------ Supplied records ------
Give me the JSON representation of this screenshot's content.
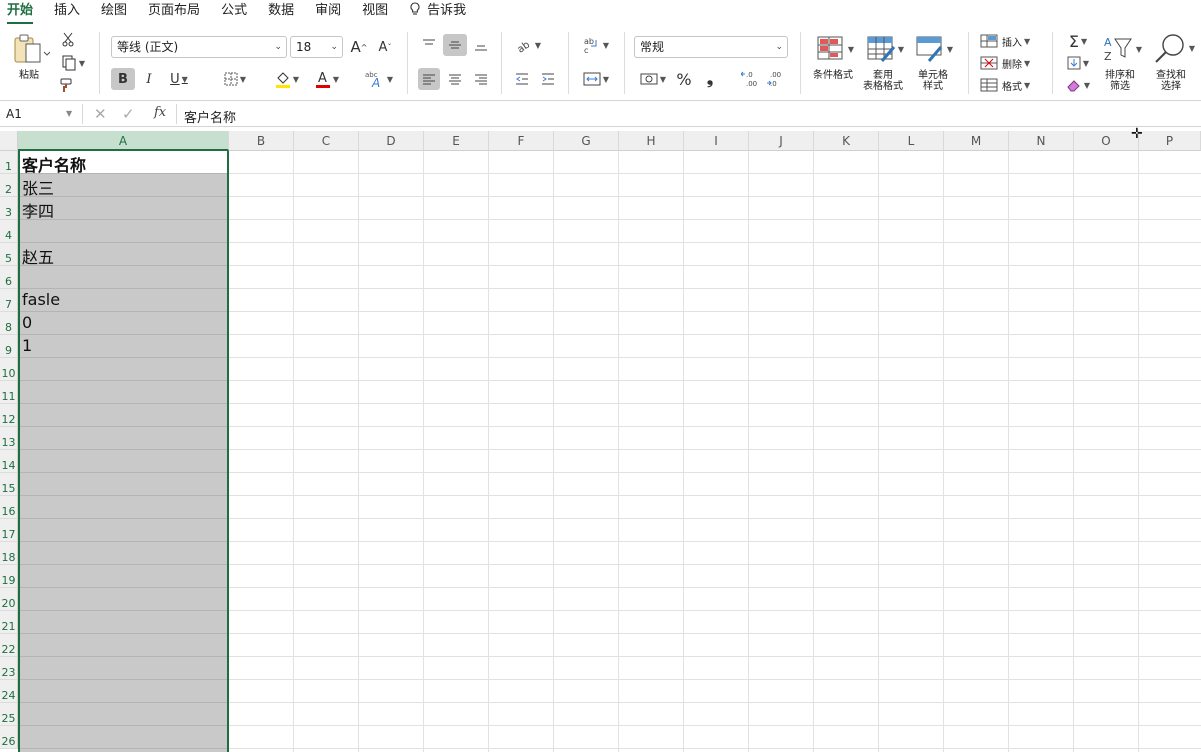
{
  "tabs": [
    "开始",
    "插入",
    "绘图",
    "页面布局",
    "公式",
    "数据",
    "审阅",
    "视图",
    "告诉我"
  ],
  "ribbon": {
    "paste_label": "粘贴",
    "font_name": "等线 (正文)",
    "font_size": "18",
    "grow_font": "A",
    "shrink_font": "A",
    "bold": "B",
    "italic": "I",
    "underline": "U",
    "number_format": "常规",
    "percent": "%",
    "comma": "❟",
    "conditional_format": "条件格式",
    "table_format_line1": "套用",
    "table_format_line2": "表格格式",
    "cell_style_line1": "单元格",
    "cell_style_line2": "样式",
    "insert": "插入",
    "delete": "删除",
    "format": "格式",
    "sort_filter_line1": "排序和",
    "sort_filter_line2": "筛选",
    "find_select_line1": "查找和",
    "find_select_line2": "选择",
    "accent_color": "#1d6f42"
  },
  "formula_bar": {
    "name_box": "A1",
    "fx": "fx",
    "content": "客户名称"
  },
  "columns": [
    "A",
    "B",
    "C",
    "D",
    "E",
    "F",
    "G",
    "H",
    "I",
    "J",
    "K",
    "L",
    "M",
    "N",
    "O",
    "P"
  ],
  "rows": [
    "1",
    "2",
    "3",
    "4",
    "5",
    "6",
    "7",
    "8",
    "9",
    "10",
    "11",
    "12",
    "13",
    "14",
    "15",
    "16",
    "17",
    "18",
    "19",
    "20",
    "21",
    "22",
    "23",
    "24",
    "25",
    "26"
  ],
  "cells_A": [
    "客户名称",
    "张三",
    "李四",
    "",
    "赵五",
    "",
    "fasle",
    "0",
    "1"
  ]
}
------
▶ Stated exercise
Repeat all the data as it stands, dropping any images it holds.

▶ Answer to this problem
Give me the JSON representation of this screenshot's content.
{
  "tabs": [
    "开始",
    "插入",
    "绘图",
    "页面布局",
    "公式",
    "数据",
    "审阅",
    "视图",
    "告诉我"
  ],
  "ribbon": {
    "paste_label": "粘贴",
    "font_name": "等线 (正文)",
    "font_size": "18",
    "grow_font": "A",
    "shrink_font": "A",
    "bold": "B",
    "italic": "I",
    "underline": "U",
    "number_format": "常规",
    "percent": "%",
    "comma": "❟",
    "conditional_format": "条件格式",
    "table_format_line1": "套用",
    "table_format_line2": "表格格式",
    "cell_style_line1": "单元格",
    "cell_style_line2": "样式",
    "insert": "插入",
    "delete": "删除",
    "format": "格式",
    "sort_filter_line1": "排序和",
    "sort_filter_line2": "筛选",
    "find_select_line1": "查找和",
    "find_select_line2": "选择",
    "accent_color": "#1d6f42"
  },
  "formula_bar": {
    "name_box": "A1",
    "fx": "fx",
    "content": "客户名称"
  },
  "columns": [
    "A",
    "B",
    "C",
    "D",
    "E",
    "F",
    "G",
    "H",
    "I",
    "J",
    "K",
    "L",
    "M",
    "N",
    "O",
    "P"
  ],
  "rows": [
    "1",
    "2",
    "3",
    "4",
    "5",
    "6",
    "7",
    "8",
    "9",
    "10",
    "11",
    "12",
    "13",
    "14",
    "15",
    "16",
    "17",
    "18",
    "19",
    "20",
    "21",
    "22",
    "23",
    "24",
    "25",
    "26"
  ],
  "cells_A": [
    "客户名称",
    "张三",
    "李四",
    "",
    "赵五",
    "",
    "fasle",
    "0",
    "1"
  ]
}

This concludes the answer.